● Problem statement: Filter this material down to the lines that hold "JSON", copying each one.

** Start of Listed records **

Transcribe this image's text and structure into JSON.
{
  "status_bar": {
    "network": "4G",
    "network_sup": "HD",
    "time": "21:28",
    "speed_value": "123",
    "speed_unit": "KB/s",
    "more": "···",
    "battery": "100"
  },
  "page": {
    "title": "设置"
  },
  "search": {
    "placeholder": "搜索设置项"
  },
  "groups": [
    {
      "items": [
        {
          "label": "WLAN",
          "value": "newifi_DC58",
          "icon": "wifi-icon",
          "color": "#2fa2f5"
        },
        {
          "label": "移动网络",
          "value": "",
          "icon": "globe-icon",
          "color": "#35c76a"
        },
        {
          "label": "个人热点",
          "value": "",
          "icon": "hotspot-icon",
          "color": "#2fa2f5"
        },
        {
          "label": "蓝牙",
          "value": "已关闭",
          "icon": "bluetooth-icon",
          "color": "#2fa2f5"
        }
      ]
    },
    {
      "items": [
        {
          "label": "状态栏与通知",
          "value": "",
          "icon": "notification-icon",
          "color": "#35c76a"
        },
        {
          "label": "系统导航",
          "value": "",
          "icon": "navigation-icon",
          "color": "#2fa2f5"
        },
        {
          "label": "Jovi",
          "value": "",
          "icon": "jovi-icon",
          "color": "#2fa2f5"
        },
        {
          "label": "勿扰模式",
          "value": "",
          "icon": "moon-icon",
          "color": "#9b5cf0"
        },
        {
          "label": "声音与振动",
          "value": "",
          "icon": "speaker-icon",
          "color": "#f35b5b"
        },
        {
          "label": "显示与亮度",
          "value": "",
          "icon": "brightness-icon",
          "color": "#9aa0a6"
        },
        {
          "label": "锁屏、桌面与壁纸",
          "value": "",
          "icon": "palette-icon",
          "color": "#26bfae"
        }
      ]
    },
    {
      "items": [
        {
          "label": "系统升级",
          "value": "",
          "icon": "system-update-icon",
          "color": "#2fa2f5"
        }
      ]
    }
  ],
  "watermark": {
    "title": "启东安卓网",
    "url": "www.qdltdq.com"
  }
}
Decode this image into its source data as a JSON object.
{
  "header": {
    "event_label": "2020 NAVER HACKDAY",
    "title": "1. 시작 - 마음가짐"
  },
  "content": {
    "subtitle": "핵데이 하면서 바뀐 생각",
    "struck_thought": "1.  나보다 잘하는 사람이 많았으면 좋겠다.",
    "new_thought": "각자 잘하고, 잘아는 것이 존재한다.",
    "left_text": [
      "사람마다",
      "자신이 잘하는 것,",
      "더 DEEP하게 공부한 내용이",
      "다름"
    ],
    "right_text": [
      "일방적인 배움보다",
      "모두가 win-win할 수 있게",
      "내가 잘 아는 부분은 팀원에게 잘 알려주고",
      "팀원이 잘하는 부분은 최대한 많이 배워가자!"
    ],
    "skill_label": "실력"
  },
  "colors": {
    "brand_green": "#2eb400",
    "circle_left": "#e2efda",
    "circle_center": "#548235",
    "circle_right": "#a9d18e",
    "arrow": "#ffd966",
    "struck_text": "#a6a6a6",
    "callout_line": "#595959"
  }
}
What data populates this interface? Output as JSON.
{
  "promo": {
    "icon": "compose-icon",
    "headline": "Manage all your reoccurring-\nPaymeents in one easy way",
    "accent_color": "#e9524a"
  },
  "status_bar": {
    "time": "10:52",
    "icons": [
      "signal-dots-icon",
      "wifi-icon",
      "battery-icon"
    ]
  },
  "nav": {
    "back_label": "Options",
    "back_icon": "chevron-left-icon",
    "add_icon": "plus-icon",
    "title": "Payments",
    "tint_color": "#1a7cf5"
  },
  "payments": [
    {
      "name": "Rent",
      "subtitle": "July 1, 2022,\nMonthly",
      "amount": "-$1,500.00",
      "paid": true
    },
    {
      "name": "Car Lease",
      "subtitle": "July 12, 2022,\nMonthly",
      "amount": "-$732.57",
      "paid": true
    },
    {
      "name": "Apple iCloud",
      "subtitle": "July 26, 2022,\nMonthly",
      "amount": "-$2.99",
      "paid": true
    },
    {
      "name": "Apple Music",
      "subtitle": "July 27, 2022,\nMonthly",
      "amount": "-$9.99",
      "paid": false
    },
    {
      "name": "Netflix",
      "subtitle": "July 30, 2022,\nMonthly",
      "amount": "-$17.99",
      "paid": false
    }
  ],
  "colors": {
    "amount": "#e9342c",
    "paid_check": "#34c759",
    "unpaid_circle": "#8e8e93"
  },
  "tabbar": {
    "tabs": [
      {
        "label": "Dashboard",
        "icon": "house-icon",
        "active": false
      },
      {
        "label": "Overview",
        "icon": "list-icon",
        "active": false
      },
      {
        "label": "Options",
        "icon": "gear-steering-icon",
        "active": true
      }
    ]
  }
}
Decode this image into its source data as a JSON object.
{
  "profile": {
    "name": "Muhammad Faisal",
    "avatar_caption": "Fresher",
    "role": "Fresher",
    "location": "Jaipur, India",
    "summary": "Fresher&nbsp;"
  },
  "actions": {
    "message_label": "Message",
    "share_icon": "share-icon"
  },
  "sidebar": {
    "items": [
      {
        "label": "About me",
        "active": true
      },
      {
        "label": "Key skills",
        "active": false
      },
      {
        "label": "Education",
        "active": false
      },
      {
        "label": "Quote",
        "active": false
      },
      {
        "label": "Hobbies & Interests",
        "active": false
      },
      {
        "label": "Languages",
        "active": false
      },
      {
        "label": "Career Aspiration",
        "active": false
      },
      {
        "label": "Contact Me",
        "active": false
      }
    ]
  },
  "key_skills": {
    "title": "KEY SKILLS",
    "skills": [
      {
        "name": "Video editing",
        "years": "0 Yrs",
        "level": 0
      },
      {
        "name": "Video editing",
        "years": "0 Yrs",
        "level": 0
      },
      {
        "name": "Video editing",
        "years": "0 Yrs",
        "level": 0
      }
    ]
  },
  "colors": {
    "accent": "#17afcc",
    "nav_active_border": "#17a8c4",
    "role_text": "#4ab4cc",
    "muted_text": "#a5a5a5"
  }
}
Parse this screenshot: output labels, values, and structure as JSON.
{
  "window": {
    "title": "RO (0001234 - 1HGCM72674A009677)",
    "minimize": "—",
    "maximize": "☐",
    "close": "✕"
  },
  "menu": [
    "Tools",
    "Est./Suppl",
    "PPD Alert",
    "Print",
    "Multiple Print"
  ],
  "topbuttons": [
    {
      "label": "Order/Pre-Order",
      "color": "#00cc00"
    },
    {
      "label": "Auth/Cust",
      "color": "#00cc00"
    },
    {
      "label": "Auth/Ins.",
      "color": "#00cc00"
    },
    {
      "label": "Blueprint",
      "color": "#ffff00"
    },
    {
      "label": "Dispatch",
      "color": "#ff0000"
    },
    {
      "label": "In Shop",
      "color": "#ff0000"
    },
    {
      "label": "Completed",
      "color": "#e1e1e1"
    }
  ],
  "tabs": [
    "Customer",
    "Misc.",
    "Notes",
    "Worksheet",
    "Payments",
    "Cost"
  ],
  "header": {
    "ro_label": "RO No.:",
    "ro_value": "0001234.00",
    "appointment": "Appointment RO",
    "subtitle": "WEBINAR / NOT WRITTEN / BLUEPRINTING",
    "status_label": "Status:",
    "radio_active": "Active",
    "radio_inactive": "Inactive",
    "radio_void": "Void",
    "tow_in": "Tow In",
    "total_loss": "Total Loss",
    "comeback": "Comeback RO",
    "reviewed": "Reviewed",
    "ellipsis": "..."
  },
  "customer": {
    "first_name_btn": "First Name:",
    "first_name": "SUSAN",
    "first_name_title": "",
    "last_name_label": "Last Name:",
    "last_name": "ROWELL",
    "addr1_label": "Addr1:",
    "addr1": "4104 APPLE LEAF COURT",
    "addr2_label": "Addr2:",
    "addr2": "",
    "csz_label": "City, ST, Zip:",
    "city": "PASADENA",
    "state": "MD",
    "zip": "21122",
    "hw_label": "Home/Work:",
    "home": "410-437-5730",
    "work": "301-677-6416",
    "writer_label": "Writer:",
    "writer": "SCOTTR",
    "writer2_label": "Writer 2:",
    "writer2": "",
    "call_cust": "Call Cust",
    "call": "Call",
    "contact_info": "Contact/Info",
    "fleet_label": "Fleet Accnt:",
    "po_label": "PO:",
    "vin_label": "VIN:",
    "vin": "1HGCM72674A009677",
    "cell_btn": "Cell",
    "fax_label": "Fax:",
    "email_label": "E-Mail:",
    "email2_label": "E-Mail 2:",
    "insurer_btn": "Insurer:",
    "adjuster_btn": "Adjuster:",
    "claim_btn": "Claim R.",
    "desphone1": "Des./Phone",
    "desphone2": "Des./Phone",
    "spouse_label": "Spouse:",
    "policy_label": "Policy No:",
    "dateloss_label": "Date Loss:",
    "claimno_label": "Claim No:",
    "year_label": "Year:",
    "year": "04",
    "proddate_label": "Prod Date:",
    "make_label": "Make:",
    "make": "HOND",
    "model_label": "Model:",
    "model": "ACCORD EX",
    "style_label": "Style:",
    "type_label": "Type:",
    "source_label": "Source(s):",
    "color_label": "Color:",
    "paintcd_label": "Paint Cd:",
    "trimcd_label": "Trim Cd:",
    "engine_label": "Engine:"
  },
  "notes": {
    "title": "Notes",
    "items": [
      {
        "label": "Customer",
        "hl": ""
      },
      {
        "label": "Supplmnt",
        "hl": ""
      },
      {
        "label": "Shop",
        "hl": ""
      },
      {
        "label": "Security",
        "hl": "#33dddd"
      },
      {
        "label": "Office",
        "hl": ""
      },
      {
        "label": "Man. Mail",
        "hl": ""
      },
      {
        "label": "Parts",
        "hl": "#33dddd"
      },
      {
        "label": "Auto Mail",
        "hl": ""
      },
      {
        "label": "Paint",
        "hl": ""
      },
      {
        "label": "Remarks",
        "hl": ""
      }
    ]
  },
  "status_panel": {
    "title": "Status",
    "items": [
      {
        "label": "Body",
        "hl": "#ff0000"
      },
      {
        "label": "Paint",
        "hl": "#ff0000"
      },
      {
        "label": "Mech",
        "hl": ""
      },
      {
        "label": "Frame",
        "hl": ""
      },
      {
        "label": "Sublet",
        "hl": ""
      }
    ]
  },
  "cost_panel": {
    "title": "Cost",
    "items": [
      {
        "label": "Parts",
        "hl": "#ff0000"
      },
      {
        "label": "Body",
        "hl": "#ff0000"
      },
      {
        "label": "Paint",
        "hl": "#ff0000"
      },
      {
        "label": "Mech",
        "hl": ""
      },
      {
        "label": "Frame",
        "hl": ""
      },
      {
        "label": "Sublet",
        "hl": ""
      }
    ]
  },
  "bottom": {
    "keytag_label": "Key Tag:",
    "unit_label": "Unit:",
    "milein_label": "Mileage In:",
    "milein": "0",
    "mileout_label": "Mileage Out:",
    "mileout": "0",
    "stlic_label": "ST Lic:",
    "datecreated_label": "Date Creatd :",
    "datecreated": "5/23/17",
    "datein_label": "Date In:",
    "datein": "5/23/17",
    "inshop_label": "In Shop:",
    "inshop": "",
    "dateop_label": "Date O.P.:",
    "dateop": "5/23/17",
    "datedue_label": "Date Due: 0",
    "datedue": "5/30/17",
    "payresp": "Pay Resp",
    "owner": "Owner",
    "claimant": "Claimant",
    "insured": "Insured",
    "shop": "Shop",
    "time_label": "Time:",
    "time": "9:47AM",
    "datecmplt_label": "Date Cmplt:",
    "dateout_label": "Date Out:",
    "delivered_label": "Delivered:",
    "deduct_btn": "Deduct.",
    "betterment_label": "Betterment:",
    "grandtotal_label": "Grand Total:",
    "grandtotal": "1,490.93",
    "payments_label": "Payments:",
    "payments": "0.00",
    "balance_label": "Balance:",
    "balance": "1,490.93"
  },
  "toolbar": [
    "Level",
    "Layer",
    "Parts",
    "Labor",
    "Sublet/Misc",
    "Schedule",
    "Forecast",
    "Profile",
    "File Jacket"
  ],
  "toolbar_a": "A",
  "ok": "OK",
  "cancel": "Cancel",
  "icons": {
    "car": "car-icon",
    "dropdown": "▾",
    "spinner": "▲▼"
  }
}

** End of Listed records **

● The reply:
Transcribe this image's text and structure into JSON.
Decode this image into its source data as a JSON object.
What data populates this interface? Output as JSON.
Decode this image into its source data as a JSON object.
Parse this screenshot: output labels, values, and structure as JSON.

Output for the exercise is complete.